• **DIRECTION**: Copy out the data below verbatim.

[Saved data entries]

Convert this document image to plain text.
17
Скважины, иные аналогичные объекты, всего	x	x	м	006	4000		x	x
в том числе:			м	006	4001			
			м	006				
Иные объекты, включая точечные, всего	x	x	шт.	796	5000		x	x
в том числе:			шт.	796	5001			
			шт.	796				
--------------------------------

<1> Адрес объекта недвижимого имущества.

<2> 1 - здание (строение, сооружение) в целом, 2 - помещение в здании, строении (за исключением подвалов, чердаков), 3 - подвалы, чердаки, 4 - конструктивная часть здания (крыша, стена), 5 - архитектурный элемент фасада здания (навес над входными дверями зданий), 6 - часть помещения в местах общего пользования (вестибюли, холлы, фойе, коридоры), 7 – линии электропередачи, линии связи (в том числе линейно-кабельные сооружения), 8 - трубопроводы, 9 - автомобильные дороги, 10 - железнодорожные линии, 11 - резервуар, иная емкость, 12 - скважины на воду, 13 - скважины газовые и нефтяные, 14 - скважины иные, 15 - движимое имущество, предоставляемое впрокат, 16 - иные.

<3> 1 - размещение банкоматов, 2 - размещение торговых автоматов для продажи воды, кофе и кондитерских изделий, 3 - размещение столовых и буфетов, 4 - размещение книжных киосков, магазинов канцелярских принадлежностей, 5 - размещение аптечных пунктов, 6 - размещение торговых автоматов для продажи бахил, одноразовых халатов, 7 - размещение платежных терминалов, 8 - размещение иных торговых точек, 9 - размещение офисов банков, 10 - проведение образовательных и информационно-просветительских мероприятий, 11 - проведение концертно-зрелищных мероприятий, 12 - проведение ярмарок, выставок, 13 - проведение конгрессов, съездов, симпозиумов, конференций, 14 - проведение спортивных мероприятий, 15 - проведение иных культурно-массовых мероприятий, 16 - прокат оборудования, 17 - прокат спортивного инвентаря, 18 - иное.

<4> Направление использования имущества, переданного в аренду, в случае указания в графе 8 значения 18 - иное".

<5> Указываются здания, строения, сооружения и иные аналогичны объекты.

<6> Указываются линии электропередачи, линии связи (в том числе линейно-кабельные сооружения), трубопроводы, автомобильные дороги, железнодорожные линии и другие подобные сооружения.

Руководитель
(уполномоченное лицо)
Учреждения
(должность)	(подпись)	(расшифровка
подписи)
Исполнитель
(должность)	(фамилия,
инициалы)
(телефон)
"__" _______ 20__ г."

• **OUTPUT OF THE TASK**:
Convert this document image to plain text.
17
Скважины, иные аналогичные объекты, всего	x	x	м	006	4000		x	x
в том числе:			м	006	4001			
			м	006				
Иные объекты, включая точечные, всего	x	x	шт.	796	5000		x	x
в том числе:			шт.	796	5001			
			шт.	796				
--------------------------------

<1> Адрес объекта недвижимого имущества.

<2> 1 - здание (строение, сооружение) в целом, 2 - помещение в здании, строении (за исключением подвалов, чердаков), 3 - подвалы, чердаки, 4 - конструктивная часть здания (крыша, стена), 5 - архитектурный элемент фасада здания (навес над входными дверями зданий), 6 - часть помещения в местах общего пользования (вестибюли, холлы, фойе, коридоры), 7 – линии электропередачи, линии связи (в том числе линейно-кабельные сооружения), 8 - трубопроводы, 9 - автомобильные дороги, 10 - железнодорожные линии, 11 - резервуар, иная емкость, 12 - скважины на воду, 13 - скважины газовые и нефтяные, 14 - скважины иные, 15 - движимое имущество, предоставляемое впрокат, 16 - иные.

<3> 1 - размещение банкоматов, 2 - размещение торговых автоматов для продажи воды, кофе и кондитерских изделий, 3 - размещение столовых и буфетов, 4 - размещение книжных киосков, магазинов канцелярских принадлежностей, 5 - размещение аптечных пунктов, 6 - размещение торговых автоматов для продажи бахил, одноразовых халатов, 7 - размещение платежных терминалов, 8 - размещение иных торговых точек, 9 - размещение офисов банков, 10 - проведение образовательных и информационно-просветительских мероприятий, 11 - проведение концертно-зрелищных мероприятий, 12 - проведение ярмарок, выставок, 13 - проведение конгрессов, съездов, симпозиумов, конференций, 14 - проведение спортивных мероприятий, 15 - проведение иных культурно-массовых мероприятий, 16 - прокат оборудования, 17 - прокат спортивного инвентаря, 18 - иное.

<4> Направление использования имущества, переданного в аренду, в случае указания в графе 8 значения 18 - иное".

<5> Указываются здания, строения, сооружения и иные аналогичны объекты.

<6> Указываются линии электропередачи, линии связи (в том числе линейно-кабельные сооружения), трубопроводы, автомобильные дороги, железнодорожные линии и другие подобные сооружения.

Руководитель
(уполномоченное лицо)
Учреждения
(должность)	(подпись)	(расшифровка
подписи)
Исполнитель
(должность)	(фамилия,
инициалы)
(телефон)
"__" _______ 20__ г."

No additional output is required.